→ **Stated goal**: Reproduce all of the material below line for line, without changing a character, and omit the pictures.
━━━ Information provided
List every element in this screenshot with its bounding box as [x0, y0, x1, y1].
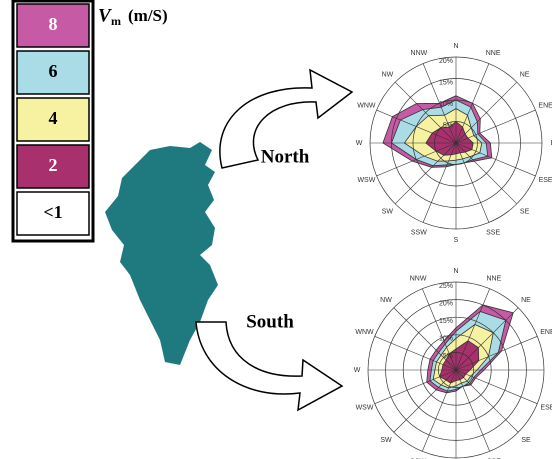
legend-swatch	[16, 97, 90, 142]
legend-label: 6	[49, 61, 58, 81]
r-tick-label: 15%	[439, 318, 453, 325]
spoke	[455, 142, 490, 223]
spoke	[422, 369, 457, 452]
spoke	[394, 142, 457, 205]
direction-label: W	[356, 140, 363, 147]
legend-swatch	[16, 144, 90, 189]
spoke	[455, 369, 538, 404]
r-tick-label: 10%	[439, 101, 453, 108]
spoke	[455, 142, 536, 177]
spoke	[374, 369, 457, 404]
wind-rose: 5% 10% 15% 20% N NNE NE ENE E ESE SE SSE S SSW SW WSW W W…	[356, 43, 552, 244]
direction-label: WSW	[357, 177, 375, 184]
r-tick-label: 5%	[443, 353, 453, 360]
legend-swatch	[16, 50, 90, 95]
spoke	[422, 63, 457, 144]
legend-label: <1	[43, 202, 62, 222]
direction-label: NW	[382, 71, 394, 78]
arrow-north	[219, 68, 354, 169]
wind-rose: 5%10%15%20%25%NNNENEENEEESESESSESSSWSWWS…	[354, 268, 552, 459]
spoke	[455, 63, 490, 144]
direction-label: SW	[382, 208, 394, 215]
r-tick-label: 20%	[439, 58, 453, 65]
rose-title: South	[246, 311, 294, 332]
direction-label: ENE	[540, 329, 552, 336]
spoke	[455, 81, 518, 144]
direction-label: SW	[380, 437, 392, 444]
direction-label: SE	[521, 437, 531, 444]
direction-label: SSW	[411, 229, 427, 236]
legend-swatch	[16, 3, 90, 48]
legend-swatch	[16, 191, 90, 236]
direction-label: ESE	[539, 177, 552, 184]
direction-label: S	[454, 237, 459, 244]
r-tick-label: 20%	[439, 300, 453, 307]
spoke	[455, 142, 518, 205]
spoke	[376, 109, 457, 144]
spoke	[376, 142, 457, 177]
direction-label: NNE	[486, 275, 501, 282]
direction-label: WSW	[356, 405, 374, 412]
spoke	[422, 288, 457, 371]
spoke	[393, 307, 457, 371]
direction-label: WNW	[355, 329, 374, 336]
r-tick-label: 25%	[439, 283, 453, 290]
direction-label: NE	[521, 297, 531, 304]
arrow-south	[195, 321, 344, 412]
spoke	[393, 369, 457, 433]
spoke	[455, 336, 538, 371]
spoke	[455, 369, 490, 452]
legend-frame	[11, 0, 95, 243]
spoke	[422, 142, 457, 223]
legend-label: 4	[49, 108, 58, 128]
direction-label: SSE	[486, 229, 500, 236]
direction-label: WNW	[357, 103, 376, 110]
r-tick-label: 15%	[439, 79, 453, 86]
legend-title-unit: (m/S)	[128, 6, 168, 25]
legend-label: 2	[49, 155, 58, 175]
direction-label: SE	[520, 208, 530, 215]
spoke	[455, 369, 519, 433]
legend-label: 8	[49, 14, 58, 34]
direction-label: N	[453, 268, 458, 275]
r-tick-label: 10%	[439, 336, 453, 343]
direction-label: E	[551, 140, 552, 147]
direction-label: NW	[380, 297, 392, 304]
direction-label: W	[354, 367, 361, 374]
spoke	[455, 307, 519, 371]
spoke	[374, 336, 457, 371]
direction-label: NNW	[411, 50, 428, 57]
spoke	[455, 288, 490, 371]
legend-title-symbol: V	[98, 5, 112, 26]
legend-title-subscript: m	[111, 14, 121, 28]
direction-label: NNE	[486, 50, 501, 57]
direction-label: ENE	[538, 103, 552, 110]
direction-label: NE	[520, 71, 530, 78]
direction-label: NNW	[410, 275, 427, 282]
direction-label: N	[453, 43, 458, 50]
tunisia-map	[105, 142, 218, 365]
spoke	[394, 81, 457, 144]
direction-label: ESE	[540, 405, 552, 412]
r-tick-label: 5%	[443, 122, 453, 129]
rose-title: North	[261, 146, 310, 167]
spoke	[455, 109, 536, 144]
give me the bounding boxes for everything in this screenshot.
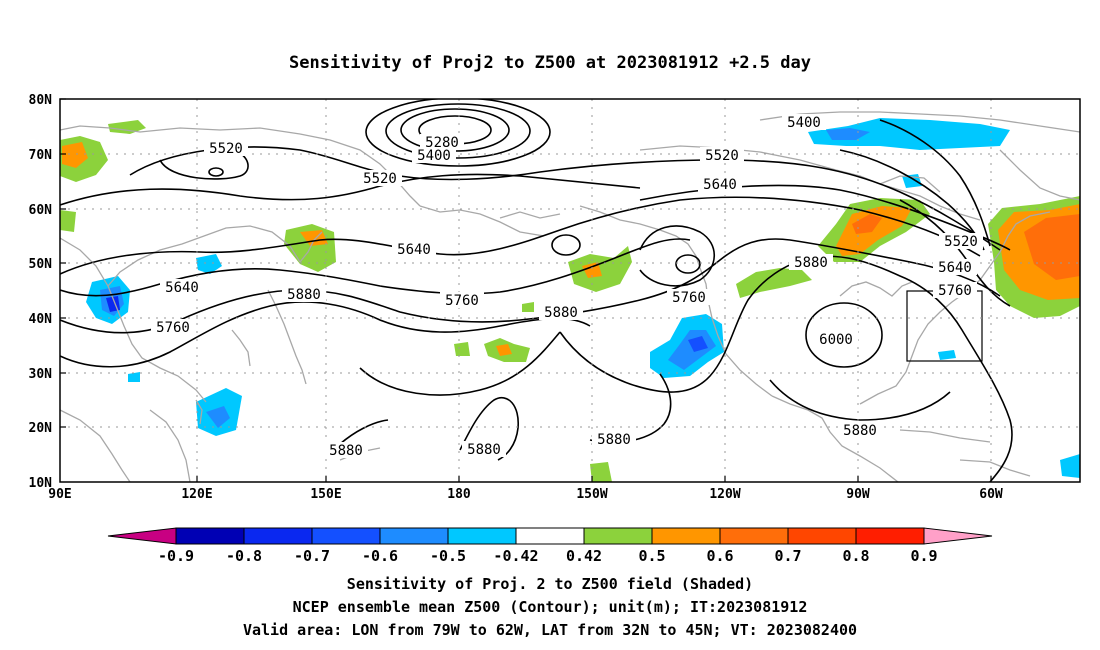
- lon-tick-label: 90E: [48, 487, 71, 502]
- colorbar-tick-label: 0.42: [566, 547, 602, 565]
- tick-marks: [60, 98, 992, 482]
━━━━━━
→ **Final answer**:
List every element in this screenshot with its bounding box as [x0, y0, x1, y1].
legend-swatch	[16, 97, 90, 142]
legend-label: 6	[49, 61, 58, 81]
r-tick-label: 15%	[439, 318, 453, 325]
spoke	[455, 142, 490, 223]
spoke	[422, 369, 457, 452]
spoke	[394, 142, 457, 205]
direction-label: W	[356, 140, 363, 147]
legend-swatch	[16, 144, 90, 189]
spoke	[455, 369, 538, 404]
r-tick-label: 10%	[439, 101, 453, 108]
spoke	[455, 142, 536, 177]
spoke	[374, 369, 457, 404]
wind-rose: 5% 10% 15% 20% N NNE NE ENE E ESE SE SSE S SSW SW WSW W W…	[356, 43, 552, 244]
direction-label: WSW	[357, 177, 375, 184]
r-tick-label: 5%	[443, 353, 453, 360]
legend-swatch	[16, 50, 90, 95]
spoke	[422, 63, 457, 144]
legend-label: <1	[43, 202, 62, 222]
direction-label: NW	[382, 71, 394, 78]
arrow-north	[219, 68, 354, 169]
wind-rose: 5%10%15%20%25%NNNENEENEEESESESSESSSWSWWS…	[354, 268, 552, 459]
spoke	[455, 63, 490, 144]
direction-label: SW	[382, 208, 394, 215]
r-tick-label: 20%	[439, 58, 453, 65]
rose-title: South	[246, 311, 294, 332]
direction-label: ENE	[540, 329, 552, 336]
spoke	[455, 81, 518, 144]
direction-label: SW	[380, 437, 392, 444]
direction-label: SE	[521, 437, 531, 444]
direction-label: SSW	[411, 229, 427, 236]
legend-swatch	[16, 3, 90, 48]
legend-swatch	[16, 191, 90, 236]
direction-label: ESE	[539, 177, 552, 184]
direction-label: S	[454, 237, 459, 244]
r-tick-label: 20%	[439, 300, 453, 307]
spoke	[455, 142, 518, 205]
spoke	[376, 109, 457, 144]
spoke	[376, 142, 457, 177]
direction-label: NNE	[486, 275, 501, 282]
direction-label: WSW	[356, 405, 374, 412]
spoke	[422, 288, 457, 371]
spoke	[393, 307, 457, 371]
direction-label: WNW	[355, 329, 374, 336]
r-tick-label: 25%	[439, 283, 453, 290]
direction-label: NE	[521, 297, 531, 304]
arrow-south	[195, 321, 344, 412]
spoke	[393, 369, 457, 433]
spoke	[455, 336, 538, 371]
spoke	[455, 369, 490, 452]
legend-frame	[11, 0, 95, 243]
spoke	[422, 142, 457, 223]
legend-label: 4	[49, 108, 58, 128]
direction-label: SSE	[486, 229, 500, 236]
direction-label: WNW	[357, 103, 376, 110]
r-tick-label: 15%	[439, 79, 453, 86]
legend-title-unit: (m/S)	[128, 6, 168, 25]
legend-label: 2	[49, 155, 58, 175]
direction-label: SE	[520, 208, 530, 215]
spoke	[455, 369, 519, 433]
legend-label: 8	[49, 14, 58, 34]
direction-label: N	[453, 268, 458, 275]
r-tick-label: 10%	[439, 336, 453, 343]
direction-label: E	[551, 140, 552, 147]
direction-label: NW	[380, 297, 392, 304]
direction-label: W	[354, 367, 361, 374]
spoke	[455, 307, 519, 371]
spoke	[374, 336, 457, 371]
direction-label: NNW	[411, 50, 428, 57]
spoke	[455, 288, 490, 371]
legend-title-symbol: V	[98, 5, 112, 26]
legend-title-subscript: m	[111, 14, 121, 28]
direction-label: NNE	[486, 50, 501, 57]
direction-label: ENE	[538, 103, 552, 110]
direction-label: NE	[520, 71, 530, 78]
direction-label: NNW	[410, 275, 427, 282]
direction-label: N	[453, 43, 458, 50]
tunisia-map	[105, 142, 218, 365]
spoke	[394, 81, 457, 144]
direction-label: ESE	[540, 405, 552, 412]
r-tick-label: 5%	[443, 122, 453, 129]
rose-title: North	[261, 146, 310, 167]
spoke	[455, 109, 536, 144]
give me the bounding boxes for everything in this screenshot.
- lon-tick-label: 90E: [48, 487, 71, 502]
- colorbar-tick-label: 0.42: [566, 547, 602, 565]
- tick-marks: [60, 98, 992, 482]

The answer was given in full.